=== SHORT EXERCISE ===
Output all the material that follows, exactly as given.

────────

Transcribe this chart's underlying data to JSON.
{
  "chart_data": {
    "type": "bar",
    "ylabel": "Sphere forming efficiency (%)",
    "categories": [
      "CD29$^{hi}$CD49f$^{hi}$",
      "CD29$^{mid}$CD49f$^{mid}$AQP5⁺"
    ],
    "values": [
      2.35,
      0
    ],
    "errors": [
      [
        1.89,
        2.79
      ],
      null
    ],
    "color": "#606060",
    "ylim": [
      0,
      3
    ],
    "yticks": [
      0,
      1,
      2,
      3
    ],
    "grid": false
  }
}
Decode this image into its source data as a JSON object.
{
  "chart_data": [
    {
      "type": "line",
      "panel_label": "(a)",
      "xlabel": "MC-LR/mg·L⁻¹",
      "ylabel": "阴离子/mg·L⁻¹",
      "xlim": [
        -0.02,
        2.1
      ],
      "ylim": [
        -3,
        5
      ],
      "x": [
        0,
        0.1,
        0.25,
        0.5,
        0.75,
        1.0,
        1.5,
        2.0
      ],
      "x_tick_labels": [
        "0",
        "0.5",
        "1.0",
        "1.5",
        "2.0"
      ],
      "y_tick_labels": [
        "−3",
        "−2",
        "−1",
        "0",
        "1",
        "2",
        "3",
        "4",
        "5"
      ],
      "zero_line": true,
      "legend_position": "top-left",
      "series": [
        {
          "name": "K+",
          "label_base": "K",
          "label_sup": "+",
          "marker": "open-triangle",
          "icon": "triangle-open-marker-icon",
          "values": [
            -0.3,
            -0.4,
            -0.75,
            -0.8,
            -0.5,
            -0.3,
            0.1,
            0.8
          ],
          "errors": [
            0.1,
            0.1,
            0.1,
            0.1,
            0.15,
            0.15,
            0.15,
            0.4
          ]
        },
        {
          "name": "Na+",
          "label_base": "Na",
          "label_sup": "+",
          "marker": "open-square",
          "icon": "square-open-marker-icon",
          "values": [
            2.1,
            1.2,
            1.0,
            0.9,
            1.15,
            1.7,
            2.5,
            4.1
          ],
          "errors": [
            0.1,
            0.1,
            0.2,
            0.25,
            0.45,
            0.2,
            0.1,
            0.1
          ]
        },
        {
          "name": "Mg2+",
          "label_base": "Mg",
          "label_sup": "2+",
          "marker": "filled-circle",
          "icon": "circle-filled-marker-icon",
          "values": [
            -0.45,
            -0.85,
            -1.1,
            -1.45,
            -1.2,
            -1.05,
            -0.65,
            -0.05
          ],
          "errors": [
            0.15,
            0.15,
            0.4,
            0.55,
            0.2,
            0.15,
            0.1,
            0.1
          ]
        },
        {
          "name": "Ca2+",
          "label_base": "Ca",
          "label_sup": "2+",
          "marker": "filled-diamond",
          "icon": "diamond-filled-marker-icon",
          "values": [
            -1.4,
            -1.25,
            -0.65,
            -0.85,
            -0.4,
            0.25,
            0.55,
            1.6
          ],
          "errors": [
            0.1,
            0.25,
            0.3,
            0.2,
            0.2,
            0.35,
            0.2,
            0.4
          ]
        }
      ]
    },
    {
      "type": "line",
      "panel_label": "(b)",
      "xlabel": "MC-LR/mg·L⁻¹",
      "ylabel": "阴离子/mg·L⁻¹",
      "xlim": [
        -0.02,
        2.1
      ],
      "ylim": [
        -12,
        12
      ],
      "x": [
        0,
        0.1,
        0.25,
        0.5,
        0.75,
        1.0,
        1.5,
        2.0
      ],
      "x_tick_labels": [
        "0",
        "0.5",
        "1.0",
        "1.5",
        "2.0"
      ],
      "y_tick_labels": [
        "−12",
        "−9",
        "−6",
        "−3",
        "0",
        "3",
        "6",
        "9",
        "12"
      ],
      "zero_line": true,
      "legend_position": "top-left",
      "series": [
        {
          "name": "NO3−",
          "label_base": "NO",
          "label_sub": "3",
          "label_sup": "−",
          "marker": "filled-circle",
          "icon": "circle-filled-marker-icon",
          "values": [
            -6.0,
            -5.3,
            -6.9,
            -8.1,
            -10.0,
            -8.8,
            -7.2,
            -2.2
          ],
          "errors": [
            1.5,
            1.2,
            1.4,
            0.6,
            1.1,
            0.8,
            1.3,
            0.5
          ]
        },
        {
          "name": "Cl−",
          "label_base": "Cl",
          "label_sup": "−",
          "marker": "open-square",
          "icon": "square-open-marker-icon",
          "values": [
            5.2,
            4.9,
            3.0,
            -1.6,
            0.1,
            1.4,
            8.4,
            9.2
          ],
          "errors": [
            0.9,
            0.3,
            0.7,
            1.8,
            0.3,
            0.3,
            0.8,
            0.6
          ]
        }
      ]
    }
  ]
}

────────

=== RESULT BELOW ===
Transcribe this chart's underlying data to JSON.
{
  "chart_data": {
    "type": "bar",
    "ylabel": "Sphere forming efficiency (%)",
    "categories": [
      "CD29$^{hi}$CD49f$^{hi}$",
      "CD29$^{mid}$CD49f$^{mid}$AQP5⁺"
    ],
    "values": [
      2.35,
      0
    ],
    "errors": [
      [
        1.89,
        2.79
      ],
      null
    ],
    "color": "#606060",
    "ylim": [
      0,
      3
    ],
    "yticks": [
      0,
      1,
      2,
      3
    ],
    "grid": false
  }
}
Decode this image into its source data as a JSON object.
{
  "chart_data": [
    {
      "type": "line",
      "panel_label": "(a)",
      "xlabel": "MC-LR/mg·L⁻¹",
      "ylabel": "阴离子/mg·L⁻¹",
      "xlim": [
        -0.02,
        2.1
      ],
      "ylim": [
        -3,
        5
      ],
      "x": [
        0,
        0.1,
        0.25,
        0.5,
        0.75,
        1.0,
        1.5,
        2.0
      ],
      "x_tick_labels": [
        "0",
        "0.5",
        "1.0",
        "1.5",
        "2.0"
      ],
      "y_tick_labels": [
        "−3",
        "−2",
        "−1",
        "0",
        "1",
        "2",
        "3",
        "4",
        "5"
      ],
      "zero_line": true,
      "legend_position": "top-left",
      "series": [
        {
          "name": "K+",
          "label_base": "K",
          "label_sup": "+",
          "marker": "open-triangle",
          "icon": "triangle-open-marker-icon",
          "values": [
            -0.3,
            -0.4,
            -0.75,
            -0.8,
            -0.5,
            -0.3,
            0.1,
            0.8
          ],
          "errors": [
            0.1,
            0.1,
            0.1,
            0.1,
            0.15,
            0.15,
            0.15,
            0.4
          ]
        },
        {
          "name": "Na+",
          "label_base": "Na",
          "label_sup": "+",
          "marker": "open-square",
          "icon": "square-open-marker-icon",
          "values": [
            2.1,
            1.2,
            1.0,
            0.9,
            1.15,
            1.7,
            2.5,
            4.1
          ],
          "errors": [
            0.1,
            0.1,
            0.2,
            0.25,
            0.45,
            0.2,
            0.1,
            0.1
          ]
        },
        {
          "name": "Mg2+",
          "label_base": "Mg",
          "label_sup": "2+",
          "marker": "filled-circle",
          "icon": "circle-filled-marker-icon",
          "values": [
            -0.45,
            -0.85,
            -1.1,
            -1.45,
            -1.2,
            -1.05,
            -0.65,
            -0.05
          ],
          "errors": [
            0.15,
            0.15,
            0.4,
            0.55,
            0.2,
            0.15,
            0.1,
            0.1
          ]
        },
        {
          "name": "Ca2+",
          "label_base": "Ca",
          "label_sup": "2+",
          "marker": "filled-diamond",
          "icon": "diamond-filled-marker-icon",
          "values": [
            -1.4,
            -1.25,
            -0.65,
            -0.85,
            -0.4,
            0.25,
            0.55,
            1.6
          ],
          "errors": [
            0.1,
            0.25,
            0.3,
            0.2,
            0.2,
            0.35,
            0.2,
            0.4
          ]
        }
      ]
    },
    {
      "type": "line",
      "panel_label": "(b)",
      "xlabel": "MC-LR/mg·L⁻¹",
      "ylabel": "阴离子/mg·L⁻¹",
      "xlim": [
        -0.02,
        2.1
      ],
      "ylim": [
        -12,
        12
      ],
      "x": [
        0,
        0.1,
        0.25,
        0.5,
        0.75,
        1.0,
        1.5,
        2.0
      ],
      "x_tick_labels": [
        "0",
        "0.5",
        "1.0",
        "1.5",
        "2.0"
      ],
      "y_tick_labels": [
        "−12",
        "−9",
        "−6",
        "−3",
        "0",
        "3",
        "6",
        "9",
        "12"
      ],
      "zero_line": true,
      "legend_position": "top-left",
      "series": [
        {
          "name": "NO3−",
          "label_base": "NO",
          "label_sub": "3",
          "label_sup": "−",
          "marker": "filled-circle",
          "icon": "circle-filled-marker-icon",
          "values": [
            -6.0,
            -5.3,
            -6.9,
            -8.1,
            -10.0,
            -8.8,
            -7.2,
            -2.2
          ],
          "errors": [
            1.5,
            1.2,
            1.4,
            0.6,
            1.1,
            0.8,
            1.3,
            0.5
          ]
        },
        {
          "name": "Cl−",
          "label_base": "Cl",
          "label_sup": "−",
          "marker": "open-square",
          "icon": "square-open-marker-icon",
          "values": [
            5.2,
            4.9,
            3.0,
            -1.6,
            0.1,
            1.4,
            8.4,
            9.2
          ],
          "errors": [
            0.9,
            0.3,
            0.7,
            1.8,
            0.3,
            0.3,
            0.8,
            0.6
          ]
        }
      ]
    }
  ]
}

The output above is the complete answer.